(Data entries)
——————

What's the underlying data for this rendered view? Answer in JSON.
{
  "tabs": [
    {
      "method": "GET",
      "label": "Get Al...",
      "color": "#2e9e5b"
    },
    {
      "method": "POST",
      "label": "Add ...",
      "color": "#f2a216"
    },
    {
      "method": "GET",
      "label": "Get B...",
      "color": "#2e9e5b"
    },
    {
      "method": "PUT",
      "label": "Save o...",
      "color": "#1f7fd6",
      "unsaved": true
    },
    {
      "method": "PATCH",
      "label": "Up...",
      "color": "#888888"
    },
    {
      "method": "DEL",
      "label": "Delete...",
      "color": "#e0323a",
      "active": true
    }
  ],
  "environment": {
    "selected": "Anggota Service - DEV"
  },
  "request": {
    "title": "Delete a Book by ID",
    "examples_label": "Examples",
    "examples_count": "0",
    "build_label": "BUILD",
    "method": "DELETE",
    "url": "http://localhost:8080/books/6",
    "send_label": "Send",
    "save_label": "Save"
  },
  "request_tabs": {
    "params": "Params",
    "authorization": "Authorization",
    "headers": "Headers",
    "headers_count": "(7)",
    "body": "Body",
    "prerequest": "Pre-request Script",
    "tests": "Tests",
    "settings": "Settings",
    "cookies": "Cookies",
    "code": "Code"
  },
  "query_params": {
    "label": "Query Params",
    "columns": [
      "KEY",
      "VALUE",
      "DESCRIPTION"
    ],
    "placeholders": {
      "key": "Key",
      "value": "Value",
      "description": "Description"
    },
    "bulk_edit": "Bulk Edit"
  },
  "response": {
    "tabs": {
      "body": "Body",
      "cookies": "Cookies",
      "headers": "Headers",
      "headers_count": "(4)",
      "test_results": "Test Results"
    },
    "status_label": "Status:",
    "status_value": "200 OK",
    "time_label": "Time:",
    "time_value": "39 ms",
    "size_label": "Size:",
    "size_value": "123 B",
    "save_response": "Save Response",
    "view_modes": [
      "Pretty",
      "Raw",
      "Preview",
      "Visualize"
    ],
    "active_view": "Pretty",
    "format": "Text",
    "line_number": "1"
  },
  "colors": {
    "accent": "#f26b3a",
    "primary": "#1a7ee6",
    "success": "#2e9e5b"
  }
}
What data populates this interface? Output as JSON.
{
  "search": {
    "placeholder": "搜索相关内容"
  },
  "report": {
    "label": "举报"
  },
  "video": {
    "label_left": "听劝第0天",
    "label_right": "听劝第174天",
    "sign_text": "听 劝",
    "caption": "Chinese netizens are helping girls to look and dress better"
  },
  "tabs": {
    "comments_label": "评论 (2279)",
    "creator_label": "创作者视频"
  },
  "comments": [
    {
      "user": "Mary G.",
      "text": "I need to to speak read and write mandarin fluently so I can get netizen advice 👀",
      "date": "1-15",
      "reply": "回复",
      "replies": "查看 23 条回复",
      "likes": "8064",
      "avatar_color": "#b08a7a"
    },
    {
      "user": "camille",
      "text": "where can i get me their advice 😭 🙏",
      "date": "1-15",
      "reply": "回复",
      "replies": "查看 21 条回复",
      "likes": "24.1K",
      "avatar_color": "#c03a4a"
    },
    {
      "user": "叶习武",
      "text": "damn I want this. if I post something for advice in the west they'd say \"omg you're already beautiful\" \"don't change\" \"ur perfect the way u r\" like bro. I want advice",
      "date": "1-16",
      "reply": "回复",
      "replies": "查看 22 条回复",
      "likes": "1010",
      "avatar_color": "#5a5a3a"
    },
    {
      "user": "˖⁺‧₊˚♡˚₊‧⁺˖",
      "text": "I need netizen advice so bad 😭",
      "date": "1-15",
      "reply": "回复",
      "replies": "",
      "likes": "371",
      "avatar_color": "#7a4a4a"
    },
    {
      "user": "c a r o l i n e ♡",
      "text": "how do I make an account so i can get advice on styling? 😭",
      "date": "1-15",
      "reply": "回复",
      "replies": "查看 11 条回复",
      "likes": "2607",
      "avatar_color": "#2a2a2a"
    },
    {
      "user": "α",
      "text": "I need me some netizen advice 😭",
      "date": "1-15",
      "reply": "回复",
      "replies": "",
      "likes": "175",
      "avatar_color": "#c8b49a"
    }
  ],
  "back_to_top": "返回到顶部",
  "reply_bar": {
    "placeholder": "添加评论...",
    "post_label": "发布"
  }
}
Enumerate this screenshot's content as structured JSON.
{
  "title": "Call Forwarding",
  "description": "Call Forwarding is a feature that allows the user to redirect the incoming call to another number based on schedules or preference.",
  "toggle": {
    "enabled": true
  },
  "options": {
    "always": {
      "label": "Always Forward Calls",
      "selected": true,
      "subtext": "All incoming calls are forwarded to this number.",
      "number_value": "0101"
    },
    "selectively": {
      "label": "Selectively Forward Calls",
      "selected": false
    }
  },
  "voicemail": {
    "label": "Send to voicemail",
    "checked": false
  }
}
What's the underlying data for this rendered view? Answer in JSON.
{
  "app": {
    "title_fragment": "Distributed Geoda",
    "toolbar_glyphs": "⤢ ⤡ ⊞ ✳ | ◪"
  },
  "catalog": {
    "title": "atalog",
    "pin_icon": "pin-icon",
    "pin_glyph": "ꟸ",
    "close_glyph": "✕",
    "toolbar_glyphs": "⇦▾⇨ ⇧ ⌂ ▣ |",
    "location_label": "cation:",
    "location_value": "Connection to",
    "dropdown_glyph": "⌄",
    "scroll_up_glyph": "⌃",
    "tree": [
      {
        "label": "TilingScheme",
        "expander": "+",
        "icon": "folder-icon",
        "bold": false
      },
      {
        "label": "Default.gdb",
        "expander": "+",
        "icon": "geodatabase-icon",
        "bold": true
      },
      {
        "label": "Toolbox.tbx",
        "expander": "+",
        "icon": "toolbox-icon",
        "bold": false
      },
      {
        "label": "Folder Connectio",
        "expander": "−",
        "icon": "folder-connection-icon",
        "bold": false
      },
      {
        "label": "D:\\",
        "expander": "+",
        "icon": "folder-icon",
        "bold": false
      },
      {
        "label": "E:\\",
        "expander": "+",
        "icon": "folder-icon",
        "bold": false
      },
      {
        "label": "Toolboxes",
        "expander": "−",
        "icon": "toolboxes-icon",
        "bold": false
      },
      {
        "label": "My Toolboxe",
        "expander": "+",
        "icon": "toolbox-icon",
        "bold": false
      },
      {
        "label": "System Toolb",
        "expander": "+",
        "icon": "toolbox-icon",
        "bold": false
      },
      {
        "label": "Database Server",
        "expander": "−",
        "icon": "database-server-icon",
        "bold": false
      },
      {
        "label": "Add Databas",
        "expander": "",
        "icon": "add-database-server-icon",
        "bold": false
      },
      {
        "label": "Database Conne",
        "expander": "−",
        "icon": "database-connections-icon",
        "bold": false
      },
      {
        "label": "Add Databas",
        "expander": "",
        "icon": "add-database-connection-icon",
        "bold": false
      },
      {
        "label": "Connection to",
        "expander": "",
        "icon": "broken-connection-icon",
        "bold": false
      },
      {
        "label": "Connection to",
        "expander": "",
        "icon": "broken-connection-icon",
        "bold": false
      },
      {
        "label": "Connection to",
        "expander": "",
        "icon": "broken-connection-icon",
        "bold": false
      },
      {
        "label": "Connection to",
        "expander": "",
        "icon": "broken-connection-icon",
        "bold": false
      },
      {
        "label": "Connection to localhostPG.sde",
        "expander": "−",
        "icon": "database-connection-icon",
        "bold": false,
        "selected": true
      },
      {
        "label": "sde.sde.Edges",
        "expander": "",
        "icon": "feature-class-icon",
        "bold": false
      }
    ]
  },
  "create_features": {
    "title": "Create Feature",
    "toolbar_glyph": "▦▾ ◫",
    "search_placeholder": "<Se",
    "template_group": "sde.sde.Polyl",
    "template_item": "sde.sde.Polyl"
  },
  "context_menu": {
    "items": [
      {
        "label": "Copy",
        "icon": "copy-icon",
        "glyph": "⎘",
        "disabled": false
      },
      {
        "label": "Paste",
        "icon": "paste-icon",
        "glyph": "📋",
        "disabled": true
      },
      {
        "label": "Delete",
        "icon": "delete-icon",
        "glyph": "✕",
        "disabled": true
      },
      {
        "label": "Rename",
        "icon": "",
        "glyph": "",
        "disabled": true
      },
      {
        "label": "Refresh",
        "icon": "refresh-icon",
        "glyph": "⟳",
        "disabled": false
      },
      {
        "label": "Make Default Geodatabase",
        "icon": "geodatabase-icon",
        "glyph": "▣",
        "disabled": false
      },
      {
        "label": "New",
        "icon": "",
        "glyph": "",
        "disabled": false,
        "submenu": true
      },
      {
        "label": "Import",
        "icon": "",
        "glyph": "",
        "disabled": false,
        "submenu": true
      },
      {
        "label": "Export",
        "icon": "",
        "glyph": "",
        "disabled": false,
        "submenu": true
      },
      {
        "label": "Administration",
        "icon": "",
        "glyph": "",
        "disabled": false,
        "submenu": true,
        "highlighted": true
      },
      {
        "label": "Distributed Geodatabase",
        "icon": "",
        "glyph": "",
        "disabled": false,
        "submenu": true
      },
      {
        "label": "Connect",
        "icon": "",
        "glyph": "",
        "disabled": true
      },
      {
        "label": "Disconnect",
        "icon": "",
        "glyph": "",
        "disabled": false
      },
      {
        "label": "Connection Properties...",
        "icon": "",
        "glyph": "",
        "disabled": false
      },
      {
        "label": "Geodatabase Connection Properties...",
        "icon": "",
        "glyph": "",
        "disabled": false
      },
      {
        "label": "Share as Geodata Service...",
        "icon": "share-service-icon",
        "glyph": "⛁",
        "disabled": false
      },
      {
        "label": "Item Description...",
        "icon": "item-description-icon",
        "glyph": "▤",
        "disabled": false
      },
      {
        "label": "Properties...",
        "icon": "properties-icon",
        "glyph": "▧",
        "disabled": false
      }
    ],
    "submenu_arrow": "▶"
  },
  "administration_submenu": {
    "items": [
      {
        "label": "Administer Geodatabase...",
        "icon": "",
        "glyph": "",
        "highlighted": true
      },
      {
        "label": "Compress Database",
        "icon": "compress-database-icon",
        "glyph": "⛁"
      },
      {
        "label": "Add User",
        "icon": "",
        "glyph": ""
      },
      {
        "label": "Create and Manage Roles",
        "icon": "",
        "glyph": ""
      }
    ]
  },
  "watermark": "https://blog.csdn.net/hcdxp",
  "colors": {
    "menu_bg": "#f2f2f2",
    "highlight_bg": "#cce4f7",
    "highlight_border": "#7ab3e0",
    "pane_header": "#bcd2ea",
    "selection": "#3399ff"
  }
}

——————

Check every line of the records above for the string "Distributed" and say how many contain it, giving the number alone.

2